» YOUR TASK: Transcribe the entries below exactly; leave every image out.

» SUPPLIED INFORMATION:
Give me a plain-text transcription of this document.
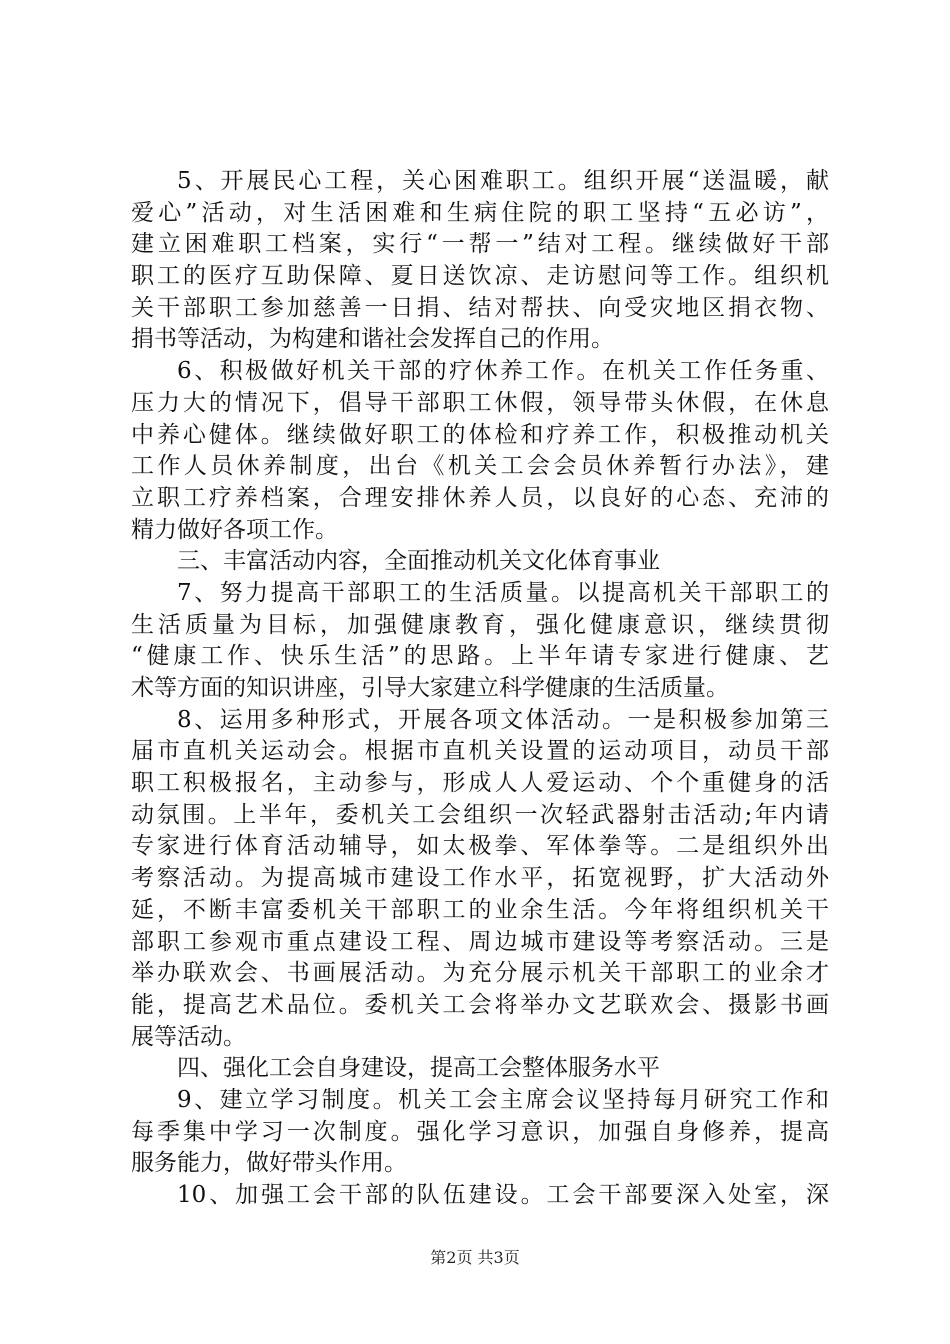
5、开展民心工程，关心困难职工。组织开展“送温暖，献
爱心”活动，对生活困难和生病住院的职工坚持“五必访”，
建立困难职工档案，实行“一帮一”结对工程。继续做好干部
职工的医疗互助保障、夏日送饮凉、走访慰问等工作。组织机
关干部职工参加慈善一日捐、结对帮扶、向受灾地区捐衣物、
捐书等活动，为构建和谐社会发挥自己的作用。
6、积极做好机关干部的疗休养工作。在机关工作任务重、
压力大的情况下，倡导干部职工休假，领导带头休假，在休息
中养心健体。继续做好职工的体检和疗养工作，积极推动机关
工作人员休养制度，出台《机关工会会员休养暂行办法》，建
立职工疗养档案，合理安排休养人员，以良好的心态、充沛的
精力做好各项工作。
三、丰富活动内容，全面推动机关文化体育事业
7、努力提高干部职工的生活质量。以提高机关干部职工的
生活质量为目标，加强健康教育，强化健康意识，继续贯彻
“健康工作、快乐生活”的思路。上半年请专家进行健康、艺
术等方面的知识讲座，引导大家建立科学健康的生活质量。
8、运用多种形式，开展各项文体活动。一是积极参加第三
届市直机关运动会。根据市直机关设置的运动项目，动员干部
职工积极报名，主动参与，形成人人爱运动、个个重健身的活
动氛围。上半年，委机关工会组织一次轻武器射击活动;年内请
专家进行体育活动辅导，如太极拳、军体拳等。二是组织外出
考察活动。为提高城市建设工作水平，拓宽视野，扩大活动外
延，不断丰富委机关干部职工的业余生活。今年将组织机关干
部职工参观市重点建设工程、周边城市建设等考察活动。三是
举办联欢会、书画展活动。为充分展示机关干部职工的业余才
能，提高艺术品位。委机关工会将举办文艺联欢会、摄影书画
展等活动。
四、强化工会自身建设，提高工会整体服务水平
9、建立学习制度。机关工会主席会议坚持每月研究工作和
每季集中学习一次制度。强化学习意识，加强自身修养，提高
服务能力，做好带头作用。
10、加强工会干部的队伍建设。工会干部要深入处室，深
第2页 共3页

» WORKED SOLUTION:
Give me a plain-text transcription of this document.
5、开展民心工程，关心困难职工。组织开展“送温暖，献
爱心”活动，对生活困难和生病住院的职工坚持“五必访”，
建立困难职工档案，实行“一帮一”结对工程。继续做好干部
职工的医疗互助保障、夏日送饮凉、走访慰问等工作。组织机
关干部职工参加慈善一日捐、结对帮扶、向受灾地区捐衣物、
捐书等活动，为构建和谐社会发挥自己的作用。
6、积极做好机关干部的疗休养工作。在机关工作任务重、
压力大的情况下，倡导干部职工休假，领导带头休假，在休息
中养心健体。继续做好职工的体检和疗养工作，积极推动机关
工作人员休养制度，出台《机关工会会员休养暂行办法》，建
立职工疗养档案，合理安排休养人员，以良好的心态、充沛的
精力做好各项工作。
三、丰富活动内容，全面推动机关文化体育事业
7、努力提高干部职工的生活质量。以提高机关干部职工的
生活质量为目标，加强健康教育，强化健康意识，继续贯彻
“健康工作、快乐生活”的思路。上半年请专家进行健康、艺
术等方面的知识讲座，引导大家建立科学健康的生活质量。
8、运用多种形式，开展各项文体活动。一是积极参加第三
届市直机关运动会。根据市直机关设置的运动项目，动员干部
职工积极报名，主动参与，形成人人爱运动、个个重健身的活
动氛围。上半年，委机关工会组织一次轻武器射击活动;年内请
专家进行体育活动辅导，如太极拳、军体拳等。二是组织外出
考察活动。为提高城市建设工作水平，拓宽视野，扩大活动外
延，不断丰富委机关干部职工的业余生活。今年将组织机关干
部职工参观市重点建设工程、周边城市建设等考察活动。三是
举办联欢会、书画展活动。为充分展示机关干部职工的业余才
能，提高艺术品位。委机关工会将举办文艺联欢会、摄影书画
展等活动。
四、强化工会自身建设，提高工会整体服务水平
9、建立学习制度。机关工会主席会议坚持每月研究工作和
每季集中学习一次制度。强化学习意识，加强自身修养，提高
服务能力，做好带头作用。
10、加强工会干部的队伍建设。工会干部要深入处室，深
第2页 共3页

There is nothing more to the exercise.